* Instructions to follow
Check every line below for the word "search" and copy each one that has it.

* Extracted records
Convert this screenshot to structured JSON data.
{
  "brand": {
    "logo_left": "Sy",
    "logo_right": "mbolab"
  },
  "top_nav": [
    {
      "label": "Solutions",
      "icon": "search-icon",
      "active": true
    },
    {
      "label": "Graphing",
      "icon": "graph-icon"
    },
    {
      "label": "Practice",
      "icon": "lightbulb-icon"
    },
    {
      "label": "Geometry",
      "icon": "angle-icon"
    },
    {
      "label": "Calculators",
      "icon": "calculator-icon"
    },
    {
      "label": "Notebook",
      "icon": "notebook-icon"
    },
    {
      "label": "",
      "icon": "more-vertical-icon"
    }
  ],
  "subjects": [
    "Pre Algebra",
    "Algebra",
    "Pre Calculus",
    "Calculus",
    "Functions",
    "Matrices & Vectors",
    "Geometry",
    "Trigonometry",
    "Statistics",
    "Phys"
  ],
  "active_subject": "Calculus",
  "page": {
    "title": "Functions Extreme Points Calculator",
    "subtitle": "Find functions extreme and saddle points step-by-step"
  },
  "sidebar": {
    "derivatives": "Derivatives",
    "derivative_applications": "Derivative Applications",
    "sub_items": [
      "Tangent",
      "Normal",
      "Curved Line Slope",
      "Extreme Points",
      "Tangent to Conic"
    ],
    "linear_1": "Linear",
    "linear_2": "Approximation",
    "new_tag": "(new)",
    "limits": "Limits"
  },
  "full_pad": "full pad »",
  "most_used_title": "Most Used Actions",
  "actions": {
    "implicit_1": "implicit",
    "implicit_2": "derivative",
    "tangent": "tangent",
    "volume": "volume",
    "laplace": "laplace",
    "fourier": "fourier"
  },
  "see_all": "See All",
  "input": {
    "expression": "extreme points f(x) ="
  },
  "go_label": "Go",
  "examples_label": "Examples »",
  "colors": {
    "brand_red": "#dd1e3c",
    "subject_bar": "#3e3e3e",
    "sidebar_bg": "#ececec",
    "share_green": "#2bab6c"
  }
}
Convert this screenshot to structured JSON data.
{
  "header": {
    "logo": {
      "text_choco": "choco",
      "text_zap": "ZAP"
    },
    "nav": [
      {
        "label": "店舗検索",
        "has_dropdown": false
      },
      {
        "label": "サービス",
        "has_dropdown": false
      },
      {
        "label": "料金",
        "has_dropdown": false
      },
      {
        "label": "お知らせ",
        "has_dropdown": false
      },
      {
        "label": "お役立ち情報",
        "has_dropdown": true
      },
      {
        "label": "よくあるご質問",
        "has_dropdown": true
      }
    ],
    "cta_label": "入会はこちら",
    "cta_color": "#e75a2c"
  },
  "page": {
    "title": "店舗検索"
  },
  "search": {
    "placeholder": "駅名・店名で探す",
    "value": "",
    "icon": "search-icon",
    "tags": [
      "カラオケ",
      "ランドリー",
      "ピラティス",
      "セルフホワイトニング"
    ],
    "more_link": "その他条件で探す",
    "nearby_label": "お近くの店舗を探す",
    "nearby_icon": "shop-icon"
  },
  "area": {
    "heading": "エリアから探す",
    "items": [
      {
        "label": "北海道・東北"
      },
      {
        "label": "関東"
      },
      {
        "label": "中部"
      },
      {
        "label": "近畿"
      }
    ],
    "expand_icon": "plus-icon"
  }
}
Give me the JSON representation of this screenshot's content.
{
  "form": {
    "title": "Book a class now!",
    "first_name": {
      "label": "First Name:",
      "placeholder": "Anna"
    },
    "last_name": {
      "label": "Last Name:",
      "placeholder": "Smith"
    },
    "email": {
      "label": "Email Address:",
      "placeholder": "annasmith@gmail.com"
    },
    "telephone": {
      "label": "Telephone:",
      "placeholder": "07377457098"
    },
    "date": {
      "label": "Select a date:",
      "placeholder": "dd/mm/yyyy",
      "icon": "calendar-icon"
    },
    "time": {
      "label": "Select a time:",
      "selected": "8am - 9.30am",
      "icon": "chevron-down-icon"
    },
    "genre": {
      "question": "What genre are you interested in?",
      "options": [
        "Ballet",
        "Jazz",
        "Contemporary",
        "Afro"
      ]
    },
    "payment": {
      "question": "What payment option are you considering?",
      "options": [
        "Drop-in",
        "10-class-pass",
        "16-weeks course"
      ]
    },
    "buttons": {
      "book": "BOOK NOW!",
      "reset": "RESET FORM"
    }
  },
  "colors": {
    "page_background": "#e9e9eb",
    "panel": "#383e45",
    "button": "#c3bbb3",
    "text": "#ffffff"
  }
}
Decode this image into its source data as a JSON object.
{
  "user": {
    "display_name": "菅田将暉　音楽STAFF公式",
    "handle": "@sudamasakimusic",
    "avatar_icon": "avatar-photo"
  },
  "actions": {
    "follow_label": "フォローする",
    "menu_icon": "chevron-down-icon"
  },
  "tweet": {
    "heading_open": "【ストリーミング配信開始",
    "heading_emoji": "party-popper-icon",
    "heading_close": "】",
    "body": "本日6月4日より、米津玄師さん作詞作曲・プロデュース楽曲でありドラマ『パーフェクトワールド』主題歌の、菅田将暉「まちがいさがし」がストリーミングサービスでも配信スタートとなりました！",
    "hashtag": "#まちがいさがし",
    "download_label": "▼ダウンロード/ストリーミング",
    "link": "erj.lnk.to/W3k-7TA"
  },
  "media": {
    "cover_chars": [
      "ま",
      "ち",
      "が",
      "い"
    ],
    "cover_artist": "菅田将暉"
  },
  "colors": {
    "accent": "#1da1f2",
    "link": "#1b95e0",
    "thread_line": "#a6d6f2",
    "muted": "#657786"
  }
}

* Full solution
      "icon": "search-icon",
  "search": {
    "icon": "search-icon",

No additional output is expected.